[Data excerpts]
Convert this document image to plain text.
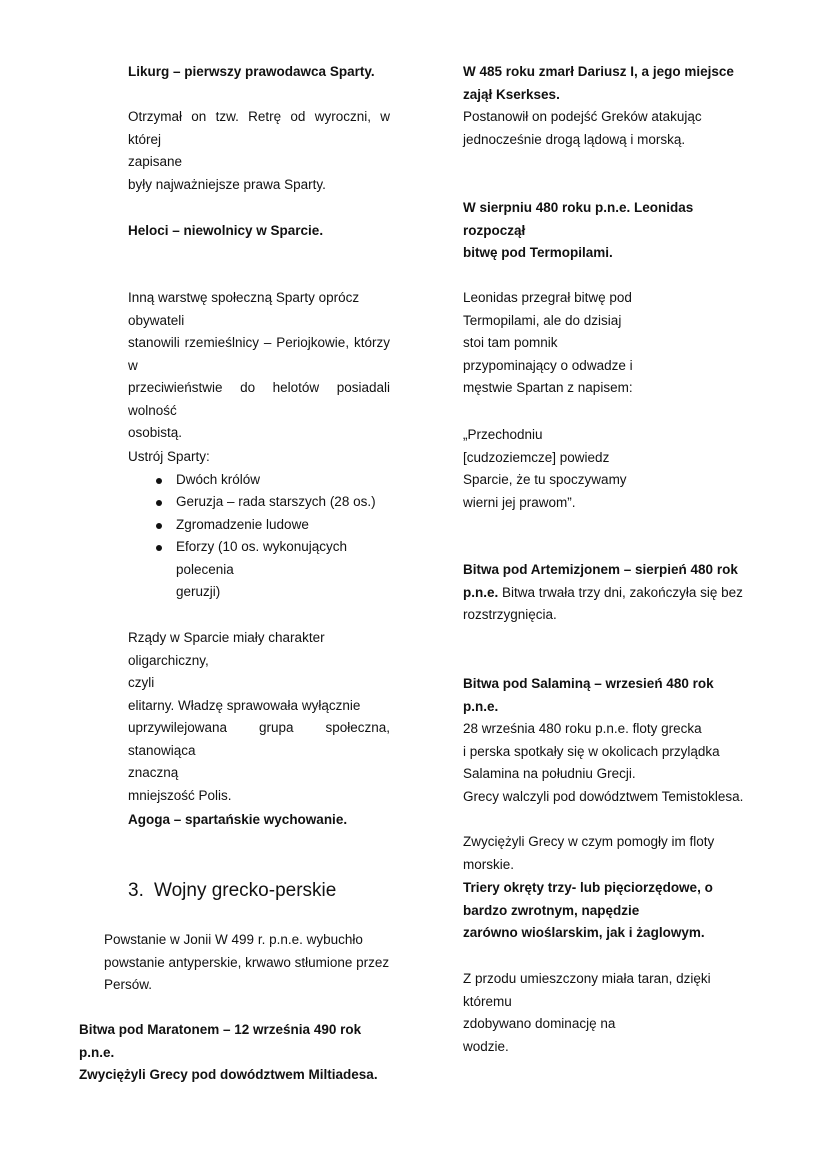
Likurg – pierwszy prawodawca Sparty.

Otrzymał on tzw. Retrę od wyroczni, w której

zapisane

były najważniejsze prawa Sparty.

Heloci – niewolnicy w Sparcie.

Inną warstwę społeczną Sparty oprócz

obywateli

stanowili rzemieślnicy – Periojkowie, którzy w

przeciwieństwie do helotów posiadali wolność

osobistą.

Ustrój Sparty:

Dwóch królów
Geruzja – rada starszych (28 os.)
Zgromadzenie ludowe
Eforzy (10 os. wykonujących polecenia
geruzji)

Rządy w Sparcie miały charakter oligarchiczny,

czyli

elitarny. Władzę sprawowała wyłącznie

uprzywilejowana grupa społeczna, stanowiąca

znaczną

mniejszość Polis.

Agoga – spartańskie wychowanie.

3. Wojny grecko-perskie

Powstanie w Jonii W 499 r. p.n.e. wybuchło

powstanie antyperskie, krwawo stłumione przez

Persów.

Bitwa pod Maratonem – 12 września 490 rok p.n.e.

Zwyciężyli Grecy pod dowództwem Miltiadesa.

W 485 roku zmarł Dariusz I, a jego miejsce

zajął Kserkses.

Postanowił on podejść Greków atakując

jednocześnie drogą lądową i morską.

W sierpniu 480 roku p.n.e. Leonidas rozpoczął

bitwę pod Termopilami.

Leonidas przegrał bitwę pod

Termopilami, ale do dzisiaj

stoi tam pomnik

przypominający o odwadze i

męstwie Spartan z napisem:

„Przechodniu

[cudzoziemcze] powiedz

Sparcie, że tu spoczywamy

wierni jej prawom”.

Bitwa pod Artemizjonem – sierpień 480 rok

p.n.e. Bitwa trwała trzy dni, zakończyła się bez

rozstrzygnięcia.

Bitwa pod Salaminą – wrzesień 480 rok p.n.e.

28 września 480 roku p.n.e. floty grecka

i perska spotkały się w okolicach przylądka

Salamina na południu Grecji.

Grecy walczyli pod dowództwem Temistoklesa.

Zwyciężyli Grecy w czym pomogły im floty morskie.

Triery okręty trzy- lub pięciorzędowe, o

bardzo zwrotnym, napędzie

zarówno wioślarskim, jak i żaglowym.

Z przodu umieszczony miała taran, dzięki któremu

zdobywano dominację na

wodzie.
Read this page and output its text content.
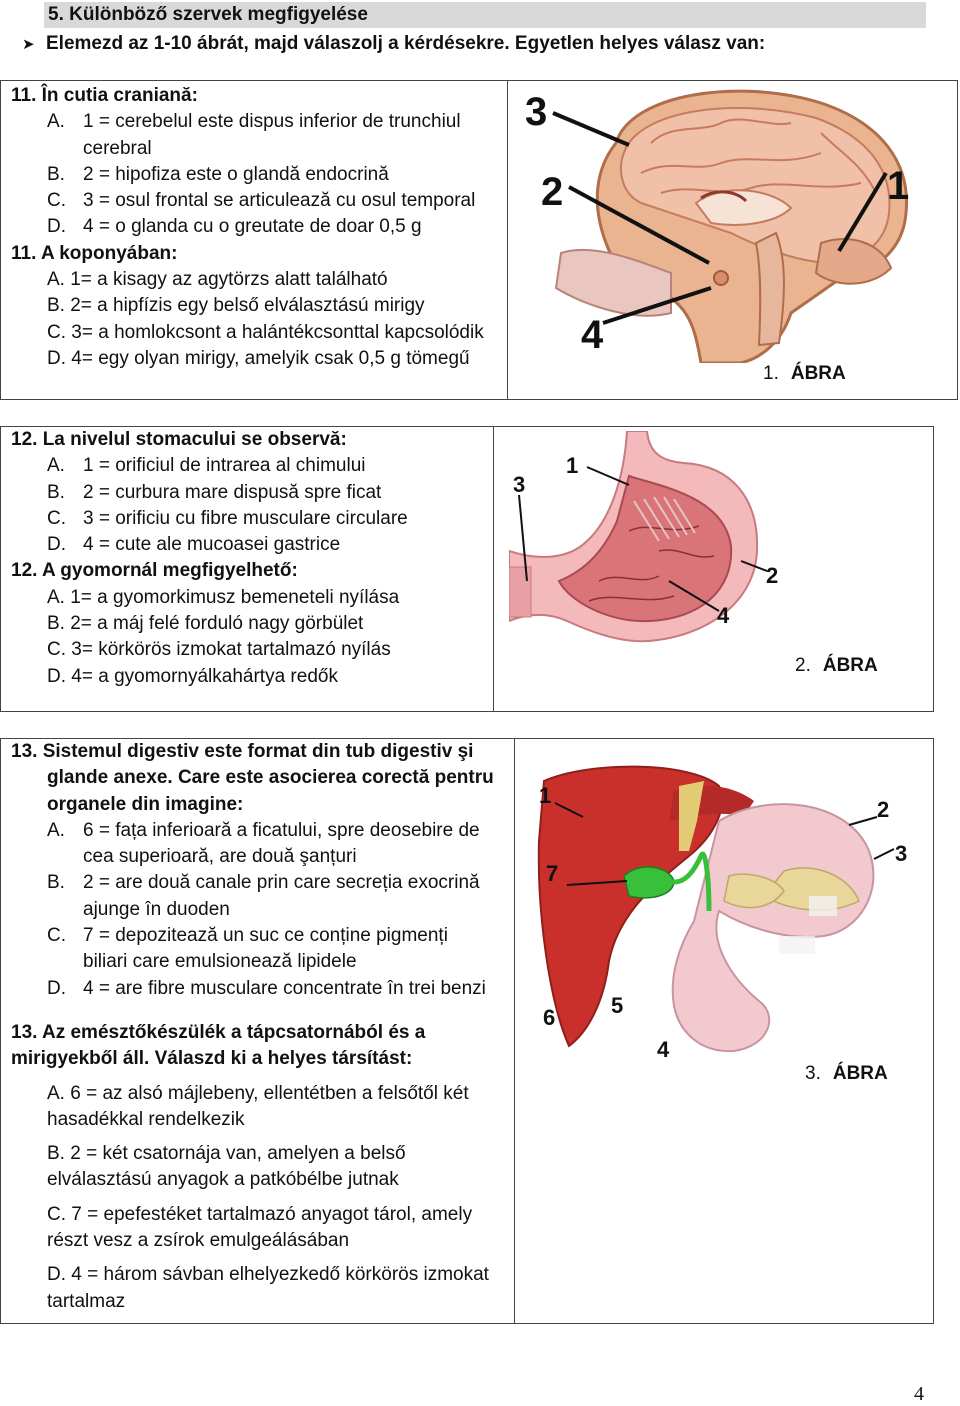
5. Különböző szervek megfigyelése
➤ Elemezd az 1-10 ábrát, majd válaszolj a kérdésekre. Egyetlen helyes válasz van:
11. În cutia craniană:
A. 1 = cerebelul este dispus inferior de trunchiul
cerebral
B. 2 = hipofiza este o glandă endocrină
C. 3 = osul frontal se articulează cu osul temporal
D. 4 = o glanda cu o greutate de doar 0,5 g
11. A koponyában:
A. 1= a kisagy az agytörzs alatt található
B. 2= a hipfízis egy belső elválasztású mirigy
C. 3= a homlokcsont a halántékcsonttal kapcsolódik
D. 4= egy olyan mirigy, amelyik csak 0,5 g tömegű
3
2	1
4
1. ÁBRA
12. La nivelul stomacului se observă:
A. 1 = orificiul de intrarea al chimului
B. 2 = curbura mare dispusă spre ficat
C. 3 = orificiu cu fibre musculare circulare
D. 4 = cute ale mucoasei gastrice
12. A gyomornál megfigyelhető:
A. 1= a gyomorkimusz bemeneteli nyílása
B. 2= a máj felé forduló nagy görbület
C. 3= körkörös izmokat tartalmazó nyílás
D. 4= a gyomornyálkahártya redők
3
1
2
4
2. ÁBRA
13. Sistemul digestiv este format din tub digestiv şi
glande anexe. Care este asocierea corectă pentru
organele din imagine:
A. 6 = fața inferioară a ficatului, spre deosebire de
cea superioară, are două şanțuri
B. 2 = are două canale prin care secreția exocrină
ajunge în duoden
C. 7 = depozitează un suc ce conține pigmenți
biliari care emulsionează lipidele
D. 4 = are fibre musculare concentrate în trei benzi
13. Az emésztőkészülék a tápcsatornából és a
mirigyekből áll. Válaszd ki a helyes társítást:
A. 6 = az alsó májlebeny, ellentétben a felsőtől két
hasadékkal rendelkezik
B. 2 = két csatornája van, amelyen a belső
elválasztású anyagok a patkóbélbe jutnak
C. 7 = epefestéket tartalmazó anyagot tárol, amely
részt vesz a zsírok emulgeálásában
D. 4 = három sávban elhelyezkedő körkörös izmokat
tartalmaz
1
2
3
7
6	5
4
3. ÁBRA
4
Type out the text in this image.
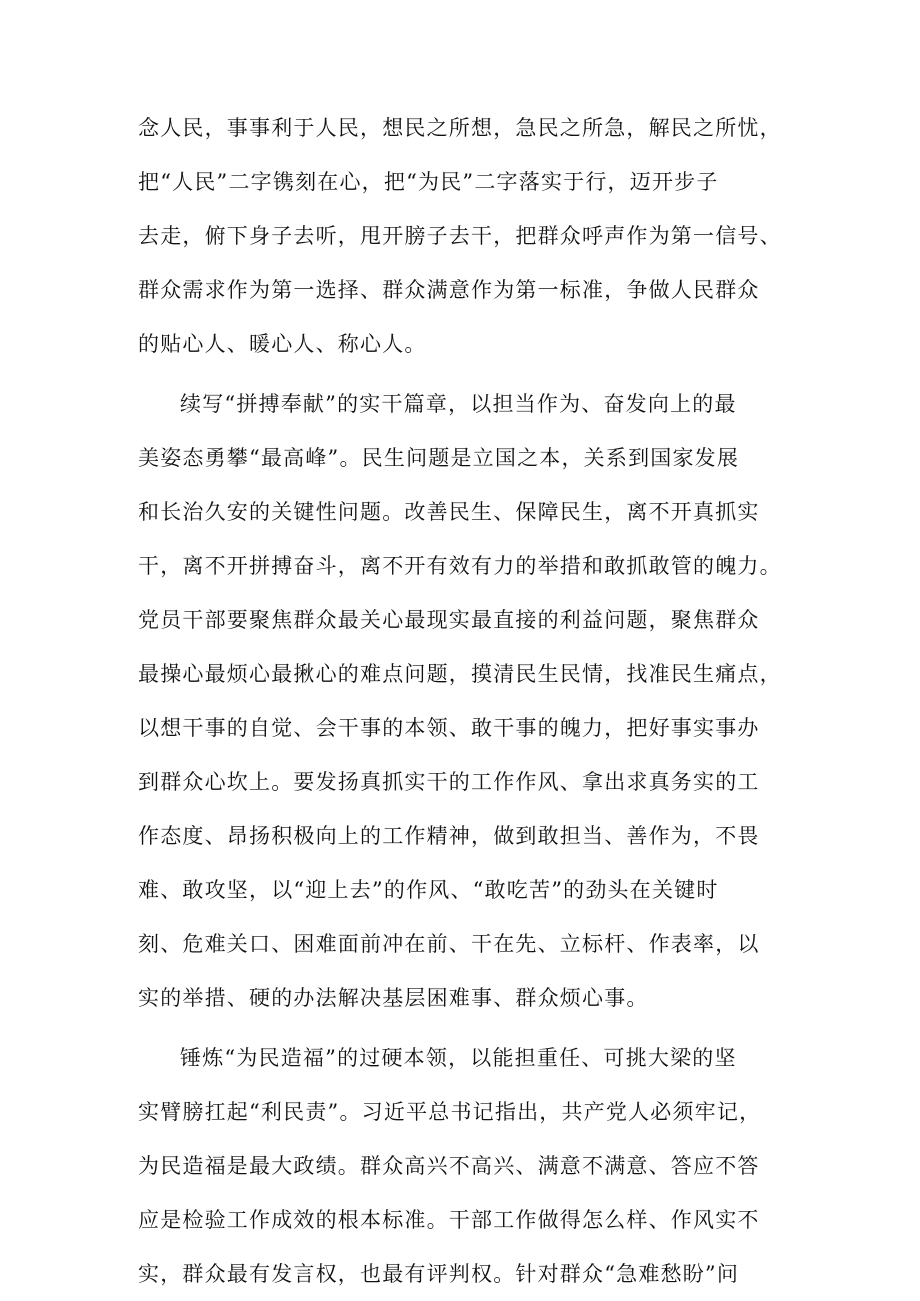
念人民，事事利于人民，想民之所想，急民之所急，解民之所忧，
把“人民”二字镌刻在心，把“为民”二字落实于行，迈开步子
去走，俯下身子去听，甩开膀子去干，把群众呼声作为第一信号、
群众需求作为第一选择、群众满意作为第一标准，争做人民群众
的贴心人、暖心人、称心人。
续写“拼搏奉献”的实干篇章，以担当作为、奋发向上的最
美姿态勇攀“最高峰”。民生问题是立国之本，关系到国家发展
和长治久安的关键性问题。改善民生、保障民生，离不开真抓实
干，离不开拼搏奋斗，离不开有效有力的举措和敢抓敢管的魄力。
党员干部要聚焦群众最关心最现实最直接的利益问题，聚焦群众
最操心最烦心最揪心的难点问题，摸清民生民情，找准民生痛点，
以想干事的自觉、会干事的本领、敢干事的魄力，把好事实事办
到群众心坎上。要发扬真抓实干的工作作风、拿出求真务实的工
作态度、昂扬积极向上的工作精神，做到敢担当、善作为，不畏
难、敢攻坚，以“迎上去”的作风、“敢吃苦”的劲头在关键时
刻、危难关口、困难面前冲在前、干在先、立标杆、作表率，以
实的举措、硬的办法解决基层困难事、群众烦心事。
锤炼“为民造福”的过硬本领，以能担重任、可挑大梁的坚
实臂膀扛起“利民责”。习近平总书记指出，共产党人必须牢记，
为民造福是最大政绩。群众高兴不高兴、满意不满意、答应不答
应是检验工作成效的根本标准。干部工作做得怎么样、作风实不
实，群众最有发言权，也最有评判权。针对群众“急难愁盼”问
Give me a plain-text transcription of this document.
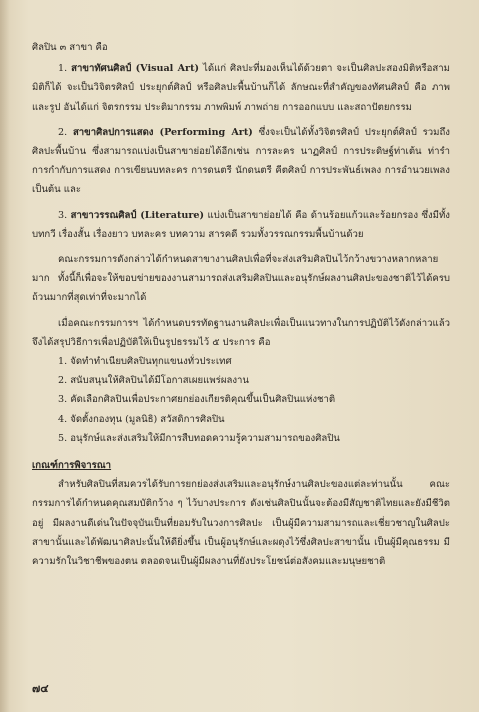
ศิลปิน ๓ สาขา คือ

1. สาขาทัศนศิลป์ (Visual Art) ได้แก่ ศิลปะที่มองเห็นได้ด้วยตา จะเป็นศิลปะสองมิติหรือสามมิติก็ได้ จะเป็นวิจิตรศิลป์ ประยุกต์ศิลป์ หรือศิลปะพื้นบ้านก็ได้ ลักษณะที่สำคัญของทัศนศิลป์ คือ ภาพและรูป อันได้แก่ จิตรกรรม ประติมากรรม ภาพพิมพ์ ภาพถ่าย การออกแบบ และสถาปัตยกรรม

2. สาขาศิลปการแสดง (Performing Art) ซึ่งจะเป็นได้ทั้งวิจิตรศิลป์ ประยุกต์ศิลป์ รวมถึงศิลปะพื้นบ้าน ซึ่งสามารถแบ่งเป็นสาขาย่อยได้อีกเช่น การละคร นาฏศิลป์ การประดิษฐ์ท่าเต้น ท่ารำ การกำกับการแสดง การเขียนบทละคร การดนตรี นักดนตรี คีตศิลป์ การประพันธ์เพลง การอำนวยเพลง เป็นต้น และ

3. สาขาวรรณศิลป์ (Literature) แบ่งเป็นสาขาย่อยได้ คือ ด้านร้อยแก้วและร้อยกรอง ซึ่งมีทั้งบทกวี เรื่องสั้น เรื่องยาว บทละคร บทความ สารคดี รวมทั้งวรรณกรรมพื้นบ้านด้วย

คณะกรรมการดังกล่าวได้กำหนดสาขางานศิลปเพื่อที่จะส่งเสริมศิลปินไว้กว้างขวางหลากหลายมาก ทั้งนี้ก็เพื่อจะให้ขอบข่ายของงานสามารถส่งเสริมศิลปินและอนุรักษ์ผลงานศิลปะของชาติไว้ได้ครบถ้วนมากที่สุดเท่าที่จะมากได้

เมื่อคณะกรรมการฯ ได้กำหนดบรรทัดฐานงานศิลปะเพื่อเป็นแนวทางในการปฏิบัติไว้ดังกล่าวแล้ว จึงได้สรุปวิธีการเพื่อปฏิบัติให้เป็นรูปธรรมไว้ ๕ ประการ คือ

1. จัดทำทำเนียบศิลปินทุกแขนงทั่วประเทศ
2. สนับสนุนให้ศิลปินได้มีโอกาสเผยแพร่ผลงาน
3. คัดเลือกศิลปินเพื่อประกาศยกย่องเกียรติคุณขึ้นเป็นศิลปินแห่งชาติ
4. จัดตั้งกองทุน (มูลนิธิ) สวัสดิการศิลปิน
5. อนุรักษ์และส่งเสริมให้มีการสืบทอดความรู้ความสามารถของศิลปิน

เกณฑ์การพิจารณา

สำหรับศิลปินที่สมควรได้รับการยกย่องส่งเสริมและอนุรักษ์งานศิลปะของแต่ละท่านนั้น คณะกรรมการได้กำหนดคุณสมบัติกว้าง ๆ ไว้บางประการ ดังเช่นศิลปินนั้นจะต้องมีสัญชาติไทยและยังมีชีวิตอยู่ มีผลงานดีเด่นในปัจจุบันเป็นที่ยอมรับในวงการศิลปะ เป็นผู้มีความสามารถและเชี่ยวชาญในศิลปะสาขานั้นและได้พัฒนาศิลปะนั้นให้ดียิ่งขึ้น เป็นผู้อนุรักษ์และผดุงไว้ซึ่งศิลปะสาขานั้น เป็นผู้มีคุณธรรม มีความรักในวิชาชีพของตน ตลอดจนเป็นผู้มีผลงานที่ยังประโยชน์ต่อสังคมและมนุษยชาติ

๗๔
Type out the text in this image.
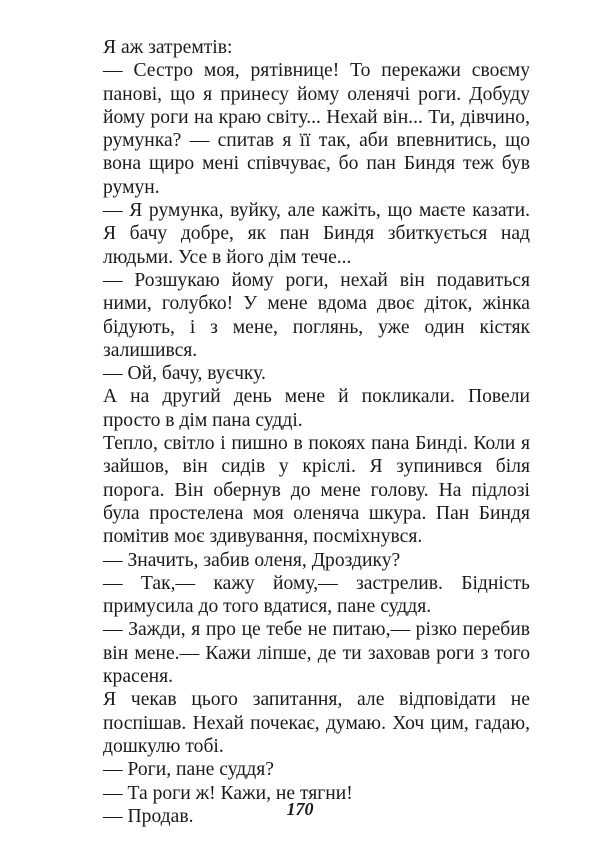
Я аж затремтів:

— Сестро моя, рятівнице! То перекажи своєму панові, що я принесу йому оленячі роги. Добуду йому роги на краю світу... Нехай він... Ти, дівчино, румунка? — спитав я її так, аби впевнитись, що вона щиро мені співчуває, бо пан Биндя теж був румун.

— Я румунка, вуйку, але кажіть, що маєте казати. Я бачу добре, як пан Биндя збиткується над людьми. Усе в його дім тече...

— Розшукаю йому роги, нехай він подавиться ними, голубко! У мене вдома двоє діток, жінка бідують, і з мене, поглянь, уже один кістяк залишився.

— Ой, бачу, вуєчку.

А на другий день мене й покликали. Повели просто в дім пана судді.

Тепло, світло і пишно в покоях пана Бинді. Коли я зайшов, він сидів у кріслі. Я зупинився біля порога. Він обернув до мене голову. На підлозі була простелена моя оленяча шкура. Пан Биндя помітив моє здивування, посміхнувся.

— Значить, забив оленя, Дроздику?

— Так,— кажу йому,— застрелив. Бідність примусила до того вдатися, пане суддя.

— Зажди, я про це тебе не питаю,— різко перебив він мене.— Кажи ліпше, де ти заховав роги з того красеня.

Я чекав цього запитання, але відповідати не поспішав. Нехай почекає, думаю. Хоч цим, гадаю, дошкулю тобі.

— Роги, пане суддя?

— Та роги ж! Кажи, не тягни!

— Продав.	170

> _Required task_
In the listing above, how many lines hold the word "tartalmazó"? Give the number and nothing more.

> _The solution_
2